EXERCISE REQUIREMENTS: Find the lines that hold the word "this" and return them.
───
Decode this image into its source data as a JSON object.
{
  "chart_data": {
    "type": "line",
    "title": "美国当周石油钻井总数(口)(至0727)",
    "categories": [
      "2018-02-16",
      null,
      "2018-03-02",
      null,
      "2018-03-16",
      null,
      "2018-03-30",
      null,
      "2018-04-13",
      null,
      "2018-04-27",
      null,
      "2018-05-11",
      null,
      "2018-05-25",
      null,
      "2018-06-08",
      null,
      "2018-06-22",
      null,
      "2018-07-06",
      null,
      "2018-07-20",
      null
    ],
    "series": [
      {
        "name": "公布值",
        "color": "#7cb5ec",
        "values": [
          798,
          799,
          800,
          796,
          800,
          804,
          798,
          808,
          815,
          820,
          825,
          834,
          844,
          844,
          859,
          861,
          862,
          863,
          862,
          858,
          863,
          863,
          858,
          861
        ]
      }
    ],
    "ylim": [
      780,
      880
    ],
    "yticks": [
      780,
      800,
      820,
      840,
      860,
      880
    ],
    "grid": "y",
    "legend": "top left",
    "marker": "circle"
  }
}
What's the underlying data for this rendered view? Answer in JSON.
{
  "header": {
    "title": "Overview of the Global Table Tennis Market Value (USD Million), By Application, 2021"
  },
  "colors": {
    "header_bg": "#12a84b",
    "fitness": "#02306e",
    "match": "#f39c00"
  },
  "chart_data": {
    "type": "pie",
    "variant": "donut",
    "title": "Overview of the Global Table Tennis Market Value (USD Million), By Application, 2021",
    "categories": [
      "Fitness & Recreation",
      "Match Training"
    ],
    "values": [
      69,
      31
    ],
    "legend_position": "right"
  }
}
───
TASK ANSWER:
Decode this image into its source data as a JSON object.
What's the underlying data for this rendered view? Answer in JSON.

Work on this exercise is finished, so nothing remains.